Selected excerpt.
:::::

Petro China, China’s largest oil and gas producer, says it is in talks with Saudi Arabia’s oil giant Saudi Aramco, including possible participation in its upcoming initial public offering that is expected to be the world’s largest, according to a report by the South China Morning Post.
Petro China’s vice chairman Wang Dongjin said he was recently informed of Saudi Aramco’s plan to go public. Wang made the comments in a post results press briefing after the company posted a 78% profit decline for 2016 that was in line with analysts’ expectations.
“PetroChina will study the opportunity according to market conditions and national interests,” Wang told reporters on Thursday when asked if PetroChina is interested to buy shares in the energy giant that manages the world’s largest proven conventional crude oil reserves.
PetroChina is also in talks with Aramco on investing into the oil refining and petrochemical project being built by PetroChina in Yunnan province that is expected to come on stream in June. The talks also included the potential deployment of PetroChina’s technology to enhance output of Aramco’s oil projects in Saudi Arabia.
PetroChina said 2016 net profit amounted to $1.15bn, down from $5.15bn in 2015, in line with its warning two months ago of a 70 to 80% fall.
The profit included a $3.55bn gain from the sale last year of a 50% stake in a firm that owns its gas pipelines linking northwest China to Central Asia. A pipeline assets restructuring gain amounted to $3.13bn was booked in 2015.

:::::

Assignment 1.
Quote the article on PetroChina's talks with Saudi Aramco word for word, starting with "PetroChina is also" and going on through "booked in 2015.".
Assignment 2.
In the article on PetroChina's talks with Saudi Aramco, what net profit did PetroChina report for 2016?
Nothing in the lines is needed.

:::::

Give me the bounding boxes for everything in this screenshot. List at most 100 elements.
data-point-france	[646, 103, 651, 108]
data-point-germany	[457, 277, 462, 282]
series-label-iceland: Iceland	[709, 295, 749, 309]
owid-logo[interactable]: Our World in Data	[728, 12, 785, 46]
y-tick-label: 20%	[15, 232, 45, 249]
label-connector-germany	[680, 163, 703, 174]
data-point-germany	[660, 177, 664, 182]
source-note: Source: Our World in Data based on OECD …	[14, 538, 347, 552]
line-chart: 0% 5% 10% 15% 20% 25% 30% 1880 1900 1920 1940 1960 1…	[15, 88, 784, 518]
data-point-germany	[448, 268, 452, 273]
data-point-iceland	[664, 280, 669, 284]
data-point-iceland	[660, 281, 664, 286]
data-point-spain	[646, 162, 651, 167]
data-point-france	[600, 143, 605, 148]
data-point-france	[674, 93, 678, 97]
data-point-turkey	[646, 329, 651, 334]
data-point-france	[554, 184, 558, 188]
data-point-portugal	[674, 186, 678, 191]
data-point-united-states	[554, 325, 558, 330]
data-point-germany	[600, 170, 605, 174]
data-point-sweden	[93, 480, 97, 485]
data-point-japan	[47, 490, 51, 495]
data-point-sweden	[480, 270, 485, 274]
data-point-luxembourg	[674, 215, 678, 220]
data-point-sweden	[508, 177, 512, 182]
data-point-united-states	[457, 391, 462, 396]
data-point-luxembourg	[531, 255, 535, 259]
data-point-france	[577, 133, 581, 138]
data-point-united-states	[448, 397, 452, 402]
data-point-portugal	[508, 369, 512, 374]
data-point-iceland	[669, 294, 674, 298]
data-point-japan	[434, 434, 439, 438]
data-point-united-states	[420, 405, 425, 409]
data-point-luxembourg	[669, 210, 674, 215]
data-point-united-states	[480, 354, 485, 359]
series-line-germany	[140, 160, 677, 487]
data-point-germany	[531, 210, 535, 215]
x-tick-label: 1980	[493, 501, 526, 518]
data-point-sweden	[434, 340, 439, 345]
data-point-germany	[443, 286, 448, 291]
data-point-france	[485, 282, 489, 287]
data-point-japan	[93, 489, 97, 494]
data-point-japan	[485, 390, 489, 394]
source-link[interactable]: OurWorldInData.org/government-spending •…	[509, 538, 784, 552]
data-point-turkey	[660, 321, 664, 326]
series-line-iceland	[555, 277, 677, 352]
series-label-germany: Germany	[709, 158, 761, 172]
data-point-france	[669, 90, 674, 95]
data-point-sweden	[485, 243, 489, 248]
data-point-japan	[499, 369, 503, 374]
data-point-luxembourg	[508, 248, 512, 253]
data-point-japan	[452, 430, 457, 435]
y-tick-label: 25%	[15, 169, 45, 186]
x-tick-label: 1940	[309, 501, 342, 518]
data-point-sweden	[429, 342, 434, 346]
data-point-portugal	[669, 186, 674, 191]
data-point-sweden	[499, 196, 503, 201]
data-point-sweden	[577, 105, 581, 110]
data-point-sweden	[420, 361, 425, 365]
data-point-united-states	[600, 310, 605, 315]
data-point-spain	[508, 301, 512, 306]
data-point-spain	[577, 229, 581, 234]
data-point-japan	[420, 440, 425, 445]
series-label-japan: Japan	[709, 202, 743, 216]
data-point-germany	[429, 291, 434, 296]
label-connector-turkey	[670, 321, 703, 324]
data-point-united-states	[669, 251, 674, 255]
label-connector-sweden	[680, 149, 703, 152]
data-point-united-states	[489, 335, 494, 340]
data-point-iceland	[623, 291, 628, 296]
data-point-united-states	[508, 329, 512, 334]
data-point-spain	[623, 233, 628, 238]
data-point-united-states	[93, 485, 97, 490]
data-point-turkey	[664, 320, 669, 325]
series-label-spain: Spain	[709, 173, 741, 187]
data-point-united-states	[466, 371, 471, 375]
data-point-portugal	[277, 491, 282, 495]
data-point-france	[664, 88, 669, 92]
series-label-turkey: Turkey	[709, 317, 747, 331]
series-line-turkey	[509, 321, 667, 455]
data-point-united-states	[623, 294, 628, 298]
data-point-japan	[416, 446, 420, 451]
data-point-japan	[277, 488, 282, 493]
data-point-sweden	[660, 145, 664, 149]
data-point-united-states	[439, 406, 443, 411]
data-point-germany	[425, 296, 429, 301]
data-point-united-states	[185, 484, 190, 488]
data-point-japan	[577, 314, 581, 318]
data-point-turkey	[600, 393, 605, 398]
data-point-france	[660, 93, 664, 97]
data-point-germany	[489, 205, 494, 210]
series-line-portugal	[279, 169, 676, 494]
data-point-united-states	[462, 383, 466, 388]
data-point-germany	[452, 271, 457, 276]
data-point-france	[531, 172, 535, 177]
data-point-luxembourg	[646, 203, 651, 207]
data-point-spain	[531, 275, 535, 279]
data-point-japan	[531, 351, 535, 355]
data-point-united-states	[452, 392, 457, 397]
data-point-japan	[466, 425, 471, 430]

:::::

Answer area 1.
PetroChina is also in talks with Aramco on investing into the oil refining and petrochemical project being built by PetroChina in Yunnan province that is expected to come on stream in June. The talks also included the potential deployment of PetroChina’s technology to enhance output of Aramco’s oil projects in Saudi Arabia.
PetroChina said 2016 net profit amounted to $1.15bn, down from $5.15bn in 2015, in line with its warning two months ago of a 70 to 80% fall.
The profit included a $3.55bn gain from the sale last year of a 50% stake in a firm that owns its gas pipelines linking northwest China to Central Asia. A pipeline assets restructuring gain amounted to $3.13bn was booked in 2015.

Answer area 2.
$1.15bn